━━━ Recorded data
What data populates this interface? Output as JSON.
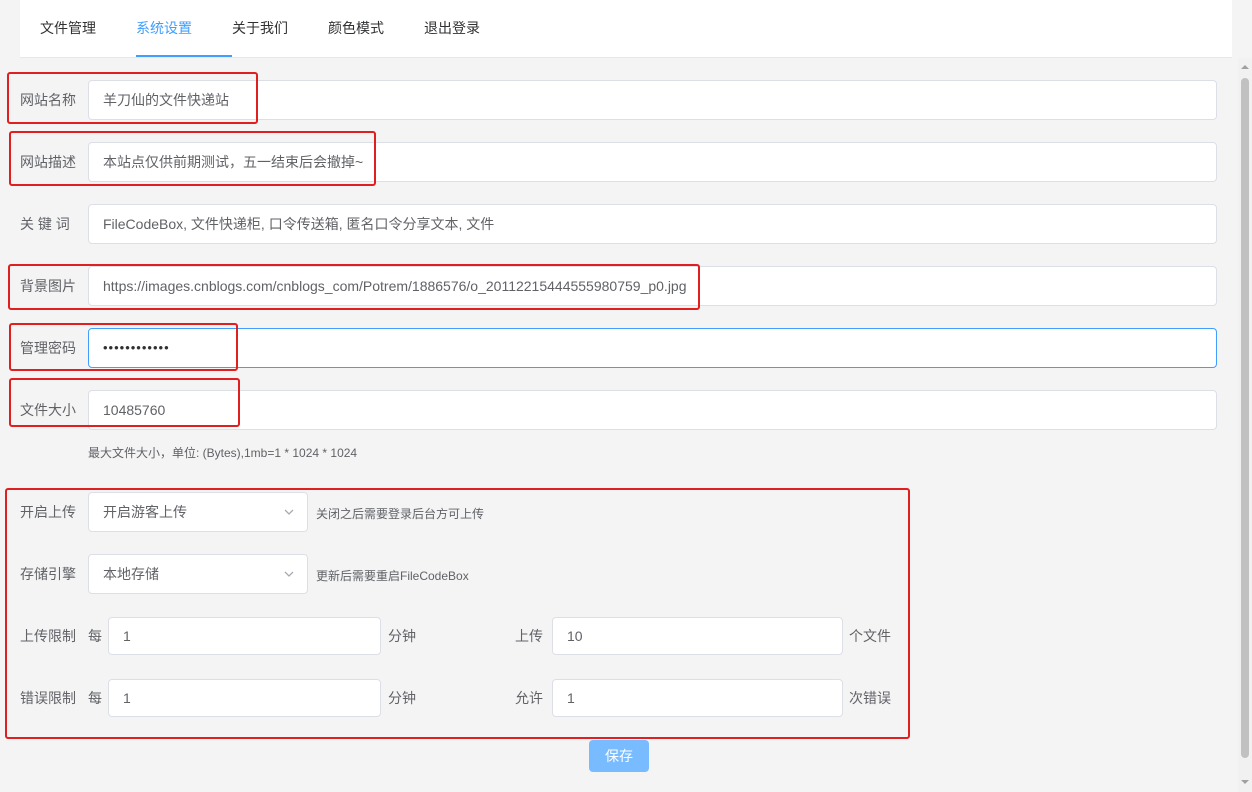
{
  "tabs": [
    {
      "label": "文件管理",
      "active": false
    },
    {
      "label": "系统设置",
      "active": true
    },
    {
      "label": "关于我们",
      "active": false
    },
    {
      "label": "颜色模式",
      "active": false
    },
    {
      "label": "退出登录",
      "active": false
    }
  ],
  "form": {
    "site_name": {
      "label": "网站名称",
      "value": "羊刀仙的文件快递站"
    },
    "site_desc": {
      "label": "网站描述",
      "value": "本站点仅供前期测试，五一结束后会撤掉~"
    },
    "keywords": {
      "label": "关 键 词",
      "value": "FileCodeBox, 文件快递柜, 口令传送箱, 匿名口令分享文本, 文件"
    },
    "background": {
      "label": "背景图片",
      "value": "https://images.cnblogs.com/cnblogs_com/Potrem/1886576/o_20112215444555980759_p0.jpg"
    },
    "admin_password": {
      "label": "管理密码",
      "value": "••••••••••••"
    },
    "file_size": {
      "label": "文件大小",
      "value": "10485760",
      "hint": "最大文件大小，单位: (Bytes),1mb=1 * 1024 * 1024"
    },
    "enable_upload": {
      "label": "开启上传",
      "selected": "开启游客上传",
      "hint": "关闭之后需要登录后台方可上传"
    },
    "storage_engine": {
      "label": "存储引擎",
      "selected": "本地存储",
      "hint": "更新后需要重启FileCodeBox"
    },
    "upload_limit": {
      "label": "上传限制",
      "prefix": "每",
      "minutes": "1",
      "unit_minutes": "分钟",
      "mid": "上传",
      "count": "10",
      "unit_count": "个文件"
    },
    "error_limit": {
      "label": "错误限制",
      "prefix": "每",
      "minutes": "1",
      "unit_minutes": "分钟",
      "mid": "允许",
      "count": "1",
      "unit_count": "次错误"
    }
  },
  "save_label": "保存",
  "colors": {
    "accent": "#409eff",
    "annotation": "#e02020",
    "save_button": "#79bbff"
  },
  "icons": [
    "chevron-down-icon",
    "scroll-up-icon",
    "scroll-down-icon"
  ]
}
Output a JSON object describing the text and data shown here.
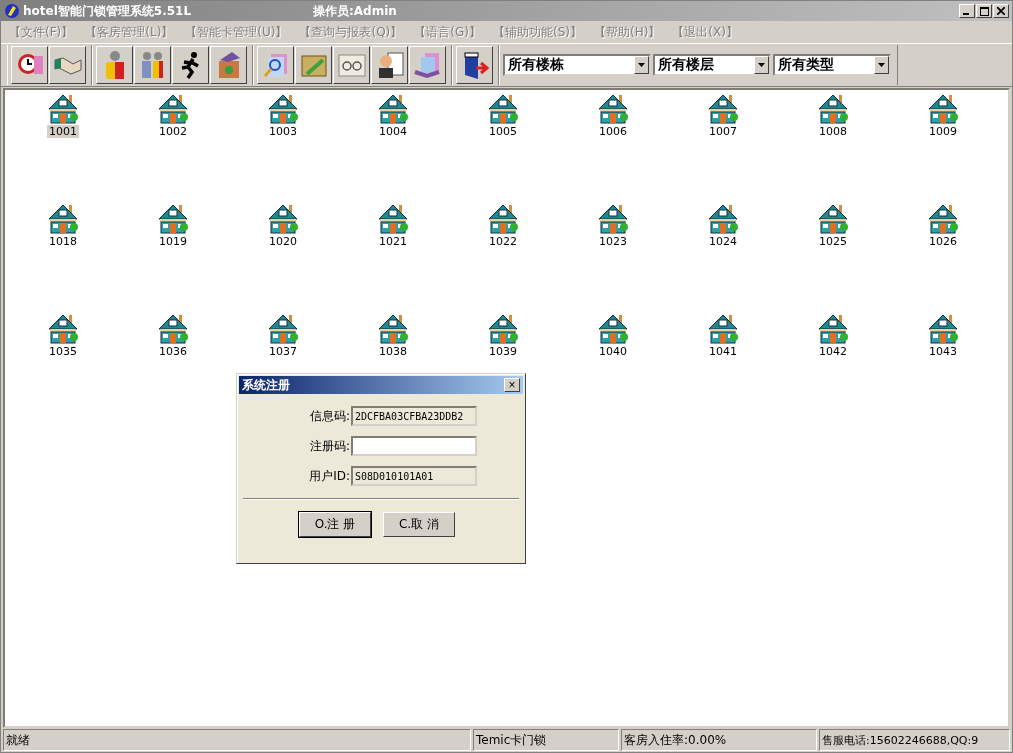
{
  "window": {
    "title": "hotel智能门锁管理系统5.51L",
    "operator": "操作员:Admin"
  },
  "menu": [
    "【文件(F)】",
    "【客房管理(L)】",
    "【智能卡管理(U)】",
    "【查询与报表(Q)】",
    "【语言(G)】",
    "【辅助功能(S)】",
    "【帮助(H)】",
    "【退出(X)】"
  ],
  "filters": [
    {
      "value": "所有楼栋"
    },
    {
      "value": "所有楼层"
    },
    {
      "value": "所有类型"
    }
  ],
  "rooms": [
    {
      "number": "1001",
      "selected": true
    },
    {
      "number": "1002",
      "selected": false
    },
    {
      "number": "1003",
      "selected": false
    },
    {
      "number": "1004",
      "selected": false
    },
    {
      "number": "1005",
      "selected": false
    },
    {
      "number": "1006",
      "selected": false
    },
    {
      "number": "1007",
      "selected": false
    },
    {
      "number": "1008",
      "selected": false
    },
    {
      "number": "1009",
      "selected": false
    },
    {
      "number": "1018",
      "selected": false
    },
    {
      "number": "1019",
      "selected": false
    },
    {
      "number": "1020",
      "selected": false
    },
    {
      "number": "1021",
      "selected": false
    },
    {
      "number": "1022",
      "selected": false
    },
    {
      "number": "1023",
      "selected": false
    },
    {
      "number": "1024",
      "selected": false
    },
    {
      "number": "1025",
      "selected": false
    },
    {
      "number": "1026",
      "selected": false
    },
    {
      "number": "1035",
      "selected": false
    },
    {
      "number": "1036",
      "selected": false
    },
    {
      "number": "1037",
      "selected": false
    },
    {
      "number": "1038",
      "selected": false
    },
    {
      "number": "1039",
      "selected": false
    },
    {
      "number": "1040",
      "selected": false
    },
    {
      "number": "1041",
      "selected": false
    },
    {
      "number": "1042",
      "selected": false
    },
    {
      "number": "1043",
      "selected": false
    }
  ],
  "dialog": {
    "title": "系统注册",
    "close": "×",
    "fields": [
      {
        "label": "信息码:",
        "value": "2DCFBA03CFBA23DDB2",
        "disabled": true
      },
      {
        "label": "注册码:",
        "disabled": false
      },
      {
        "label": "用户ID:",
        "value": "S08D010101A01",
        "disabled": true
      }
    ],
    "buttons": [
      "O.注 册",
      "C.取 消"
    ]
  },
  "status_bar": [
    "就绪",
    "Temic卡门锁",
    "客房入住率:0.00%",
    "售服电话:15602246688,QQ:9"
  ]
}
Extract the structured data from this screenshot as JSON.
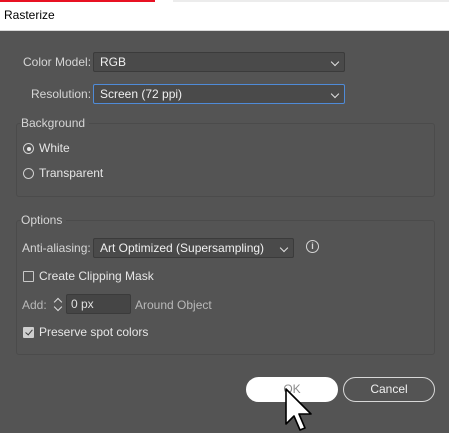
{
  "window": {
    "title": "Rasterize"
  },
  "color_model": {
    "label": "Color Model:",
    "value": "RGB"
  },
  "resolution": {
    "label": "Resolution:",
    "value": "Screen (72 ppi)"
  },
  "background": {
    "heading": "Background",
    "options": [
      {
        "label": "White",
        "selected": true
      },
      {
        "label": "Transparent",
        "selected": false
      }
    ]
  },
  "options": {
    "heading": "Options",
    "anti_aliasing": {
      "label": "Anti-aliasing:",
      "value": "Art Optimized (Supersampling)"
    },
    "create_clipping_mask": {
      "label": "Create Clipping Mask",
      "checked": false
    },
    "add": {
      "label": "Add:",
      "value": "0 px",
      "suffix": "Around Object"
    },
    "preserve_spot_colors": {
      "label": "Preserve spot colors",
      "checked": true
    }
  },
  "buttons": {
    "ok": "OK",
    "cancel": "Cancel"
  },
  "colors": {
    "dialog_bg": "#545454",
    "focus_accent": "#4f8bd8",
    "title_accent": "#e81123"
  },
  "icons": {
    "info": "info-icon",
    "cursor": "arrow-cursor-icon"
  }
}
━━━━━━
━━━ Recorded data
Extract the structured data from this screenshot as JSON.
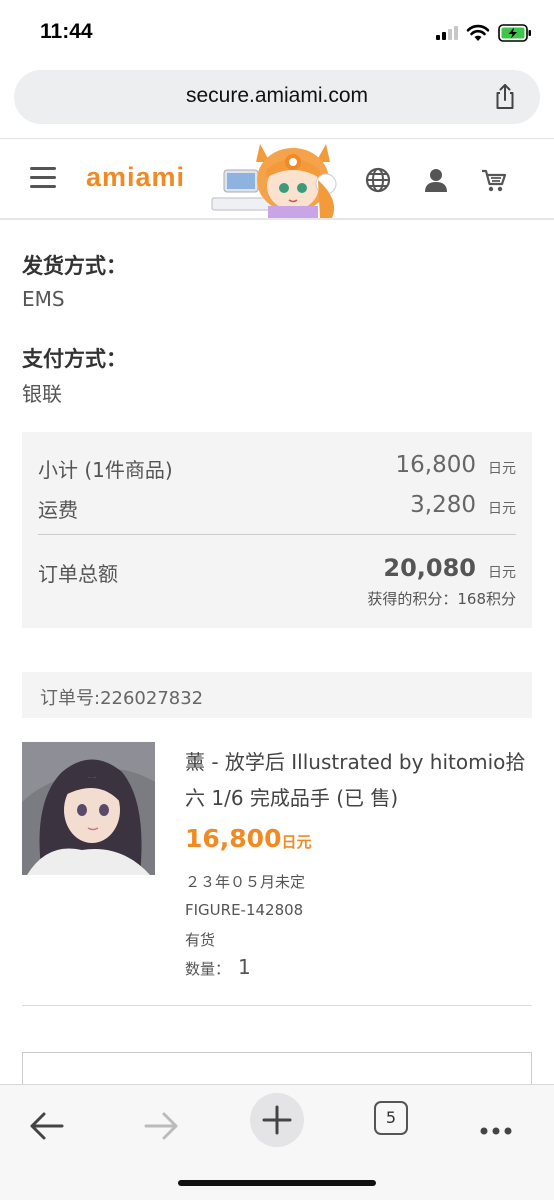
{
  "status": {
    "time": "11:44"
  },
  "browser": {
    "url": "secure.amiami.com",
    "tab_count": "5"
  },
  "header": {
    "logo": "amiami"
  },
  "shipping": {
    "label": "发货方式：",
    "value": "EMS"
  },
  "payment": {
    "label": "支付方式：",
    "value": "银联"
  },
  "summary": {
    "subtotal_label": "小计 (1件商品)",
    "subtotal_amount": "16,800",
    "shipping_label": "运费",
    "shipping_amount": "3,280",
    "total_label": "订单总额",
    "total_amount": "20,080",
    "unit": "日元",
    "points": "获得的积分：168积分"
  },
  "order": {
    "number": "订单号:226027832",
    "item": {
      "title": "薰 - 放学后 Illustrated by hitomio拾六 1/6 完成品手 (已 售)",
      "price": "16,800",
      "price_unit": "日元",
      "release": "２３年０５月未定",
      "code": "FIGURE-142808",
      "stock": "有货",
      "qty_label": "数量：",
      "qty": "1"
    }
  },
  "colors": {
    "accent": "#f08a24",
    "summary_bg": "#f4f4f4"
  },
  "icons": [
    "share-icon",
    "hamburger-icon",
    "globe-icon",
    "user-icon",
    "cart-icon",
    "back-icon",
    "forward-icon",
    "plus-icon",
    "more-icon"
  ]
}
━━━━━━
Direction:
Look through the data above. Find each line with the string "JSON" and copy it.

Answer below:
What data populates this interface? Output as JSON.
Output a JSON object describing the text and data shown here.
Extract the structured data from this screenshot as JSON.
Extract the structured data from this screenshot as JSON.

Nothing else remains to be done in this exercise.